▶ _EXERCISE AIM_: Repeat every entry in the listing below, exactly.

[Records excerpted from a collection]
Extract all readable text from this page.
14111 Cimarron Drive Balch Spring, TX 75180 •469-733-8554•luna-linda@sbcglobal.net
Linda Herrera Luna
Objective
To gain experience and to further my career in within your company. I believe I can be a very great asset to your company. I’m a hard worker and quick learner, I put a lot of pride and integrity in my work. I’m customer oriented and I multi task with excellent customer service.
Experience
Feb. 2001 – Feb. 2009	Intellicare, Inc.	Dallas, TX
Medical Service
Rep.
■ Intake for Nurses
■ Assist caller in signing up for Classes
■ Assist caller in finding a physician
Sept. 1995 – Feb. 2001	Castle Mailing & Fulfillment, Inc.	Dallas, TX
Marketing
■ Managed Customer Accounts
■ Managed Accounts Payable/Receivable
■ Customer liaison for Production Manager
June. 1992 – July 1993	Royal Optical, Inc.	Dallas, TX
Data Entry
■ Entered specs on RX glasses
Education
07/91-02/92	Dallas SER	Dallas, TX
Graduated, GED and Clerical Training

▶ _CORRECT ANSWER_:
Extract all readable text from this page.
14111 Cimarron Drive Balch Spring, TX 75180 •469-733-8554•luna-linda@sbcglobal.net
Linda Herrera Luna
Objective
To gain experience and to further my career in within your company. I believe I can be a very great asset to your company. I’m a hard worker and quick learner, I put a lot of pride and integrity in my work. I’m customer oriented and I multi task with excellent customer service.
Experience
Feb. 2001 – Feb. 2009	Intellicare, Inc.	Dallas, TX
Medical Service
Rep.
■ Intake for Nurses
■ Assist caller in signing up for Classes
■ Assist caller in finding a physician
Sept. 1995 – Feb. 2001	Castle Mailing & Fulfillment, Inc.	Dallas, TX
Marketing
■ Managed Customer Accounts
■ Managed Accounts Payable/Receivable
■ Customer liaison for Production Manager
June. 1992 – July 1993	Royal Optical, Inc.	Dallas, TX
Data Entry
■ Entered specs on RX glasses
Education
07/91-02/92	Dallas SER	Dallas, TX
Graduated, GED and Clerical Training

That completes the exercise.